--- STATED TASK ---
Make an exact copy of all the records.

= = = = = = =

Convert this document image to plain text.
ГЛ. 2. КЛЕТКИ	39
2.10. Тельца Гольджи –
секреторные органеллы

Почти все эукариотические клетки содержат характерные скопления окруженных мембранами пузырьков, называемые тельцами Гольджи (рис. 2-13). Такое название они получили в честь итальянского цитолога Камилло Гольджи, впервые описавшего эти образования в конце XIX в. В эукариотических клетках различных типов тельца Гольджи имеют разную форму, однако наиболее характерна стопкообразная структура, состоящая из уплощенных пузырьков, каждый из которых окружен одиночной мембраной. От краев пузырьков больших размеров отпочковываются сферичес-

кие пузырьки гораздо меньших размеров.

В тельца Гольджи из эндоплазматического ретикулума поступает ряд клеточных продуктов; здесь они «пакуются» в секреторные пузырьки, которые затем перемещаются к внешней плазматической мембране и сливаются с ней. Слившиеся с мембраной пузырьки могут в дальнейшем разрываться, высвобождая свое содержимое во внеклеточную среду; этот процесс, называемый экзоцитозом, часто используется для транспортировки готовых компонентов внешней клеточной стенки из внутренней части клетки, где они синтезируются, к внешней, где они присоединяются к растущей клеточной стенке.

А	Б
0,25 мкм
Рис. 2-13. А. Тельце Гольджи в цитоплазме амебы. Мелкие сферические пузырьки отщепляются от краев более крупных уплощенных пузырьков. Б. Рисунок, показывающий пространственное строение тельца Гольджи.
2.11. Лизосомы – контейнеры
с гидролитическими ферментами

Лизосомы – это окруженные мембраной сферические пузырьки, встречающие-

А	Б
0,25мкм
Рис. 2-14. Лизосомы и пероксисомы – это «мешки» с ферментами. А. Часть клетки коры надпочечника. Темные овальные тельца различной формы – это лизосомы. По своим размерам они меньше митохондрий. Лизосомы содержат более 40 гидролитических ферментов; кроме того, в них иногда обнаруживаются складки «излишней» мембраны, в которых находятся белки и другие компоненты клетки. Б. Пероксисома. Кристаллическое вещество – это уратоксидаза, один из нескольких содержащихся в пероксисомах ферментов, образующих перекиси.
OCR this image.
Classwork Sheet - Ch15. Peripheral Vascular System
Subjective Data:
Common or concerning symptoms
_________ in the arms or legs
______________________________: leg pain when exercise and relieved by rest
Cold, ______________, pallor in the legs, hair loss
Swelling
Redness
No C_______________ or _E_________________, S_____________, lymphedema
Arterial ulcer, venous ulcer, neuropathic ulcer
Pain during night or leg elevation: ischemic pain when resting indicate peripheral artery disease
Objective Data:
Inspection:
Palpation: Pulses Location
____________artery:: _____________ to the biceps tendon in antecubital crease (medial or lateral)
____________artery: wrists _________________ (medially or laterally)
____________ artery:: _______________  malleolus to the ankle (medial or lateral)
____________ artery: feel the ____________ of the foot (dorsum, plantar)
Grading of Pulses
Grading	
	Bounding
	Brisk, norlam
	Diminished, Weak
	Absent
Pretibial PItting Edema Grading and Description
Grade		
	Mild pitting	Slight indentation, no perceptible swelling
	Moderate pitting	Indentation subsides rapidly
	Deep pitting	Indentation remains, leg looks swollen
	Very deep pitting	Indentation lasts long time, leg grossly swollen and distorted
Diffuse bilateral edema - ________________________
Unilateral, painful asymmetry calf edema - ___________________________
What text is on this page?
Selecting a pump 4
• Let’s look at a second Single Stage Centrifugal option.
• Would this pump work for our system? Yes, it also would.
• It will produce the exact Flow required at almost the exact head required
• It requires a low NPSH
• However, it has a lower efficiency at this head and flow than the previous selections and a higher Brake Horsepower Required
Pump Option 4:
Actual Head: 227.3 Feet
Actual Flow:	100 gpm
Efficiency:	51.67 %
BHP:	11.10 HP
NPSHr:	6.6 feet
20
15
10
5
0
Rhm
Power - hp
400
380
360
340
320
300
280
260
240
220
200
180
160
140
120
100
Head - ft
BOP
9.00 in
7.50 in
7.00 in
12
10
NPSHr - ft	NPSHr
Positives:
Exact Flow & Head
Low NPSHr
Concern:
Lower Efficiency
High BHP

= = = = = = =

--- RESULT ---
Convert this document image to plain text.
ГЛ. 2. КЛЕТКИ	39
2.10. Тельца Гольджи –
секреторные органеллы

Почти все эукариотические клетки содержат характерные скопления окруженных мембранами пузырьков, называемые тельцами Гольджи (рис. 2-13). Такое название они получили в честь итальянского цитолога Камилло Гольджи, впервые описавшего эти образования в конце XIX в. В эукариотических клетках различных типов тельца Гольджи имеют разную форму, однако наиболее характерна стопкообразная структура, состоящая из уплощенных пузырьков, каждый из которых окружен одиночной мембраной. От краев пузырьков больших размеров отпочковываются сферичес-

кие пузырьки гораздо меньших размеров.

В тельца Гольджи из эндоплазматического ретикулума поступает ряд клеточных продуктов; здесь они «пакуются» в секреторные пузырьки, которые затем перемещаются к внешней плазматической мембране и сливаются с ней. Слившиеся с мембраной пузырьки могут в дальнейшем разрываться, высвобождая свое содержимое во внеклеточную среду; этот процесс, называемый экзоцитозом, часто используется для транспортировки готовых компонентов внешней клеточной стенки из внутренней части клетки, где они синтезируются, к внешней, где они присоединяются к растущей клеточной стенке.

А	Б
0,25 мкм
Рис. 2-13. А. Тельце Гольджи в цитоплазме амебы. Мелкие сферические пузырьки отщепляются от краев более крупных уплощенных пузырьков. Б. Рисунок, показывающий пространственное строение тельца Гольджи.
2.11. Лизосомы – контейнеры
с гидролитическими ферментами

Лизосомы – это окруженные мембраной сферические пузырьки, встречающие-

А	Б
0,25мкм
Рис. 2-14. Лизосомы и пероксисомы – это «мешки» с ферментами. А. Часть клетки коры надпочечника. Темные овальные тельца различной формы – это лизосомы. По своим размерам они меньше митохондрий. Лизосомы содержат более 40 гидролитических ферментов; кроме того, в них иногда обнаруживаются складки «излишней» мембраны, в которых находятся белки и другие компоненты клетки. Б. Пероксисома. Кристаллическое вещество – это уратоксидаза, один из нескольких содержащихся в пероксисомах ферментов, образующих перекиси.
OCR this image.
Classwork Sheet - Ch15. Peripheral Vascular System
Subjective Data:
Common or concerning symptoms
_________ in the arms or legs
______________________________: leg pain when exercise and relieved by rest
Cold, ______________, pallor in the legs, hair loss
Swelling
Redness
No C_______________ or _E_________________, S_____________, lymphedema
Arterial ulcer, venous ulcer, neuropathic ulcer
Pain during night or leg elevation: ischemic pain when resting indicate peripheral artery disease
Objective Data:
Inspection:
Palpation: Pulses Location
____________artery:: _____________ to the biceps tendon in antecubital crease (medial or lateral)
____________artery: wrists _________________ (medially or laterally)
____________ artery:: _______________  malleolus to the ankle (medial or lateral)
____________ artery: feel the ____________ of the foot (dorsum, plantar)
Grading of Pulses
Grading	
	Bounding
	Brisk, norlam
	Diminished, Weak
	Absent
Pretibial PItting Edema Grading and Description
Grade		
	Mild pitting	Slight indentation, no perceptible swelling
	Moderate pitting	Indentation subsides rapidly
	Deep pitting	Indentation remains, leg looks swollen
	Very deep pitting	Indentation lasts long time, leg grossly swollen and distorted
Diffuse bilateral edema - ________________________
Unilateral, painful asymmetry calf edema - ___________________________
What text is on this page?
Selecting a pump 4
• Let’s look at a second Single Stage Centrifugal option.
• Would this pump work for our system? Yes, it also would.
• It will produce the exact Flow required at almost the exact head required
• It requires a low NPSH
• However, it has a lower efficiency at this head and flow than the previous selections and a higher Brake Horsepower Required
Pump Option 4:
Actual Head: 227.3 Feet
Actual Flow:	100 gpm
Efficiency:	51.67 %
BHP:	11.10 HP
NPSHr:	6.6 feet
20
15
10
5
0
Rhm
Power - hp
400
380
360
340
320
300
280
260
240
220
200
180
160
140
120
100
Head - ft
BOP
9.00 in
7.50 in
7.00 in
12
10
NPSHr - ft	NPSHr
Positives:
Exact Flow & Head
Low NPSHr
Concern:
Lower Efficiency
High BHP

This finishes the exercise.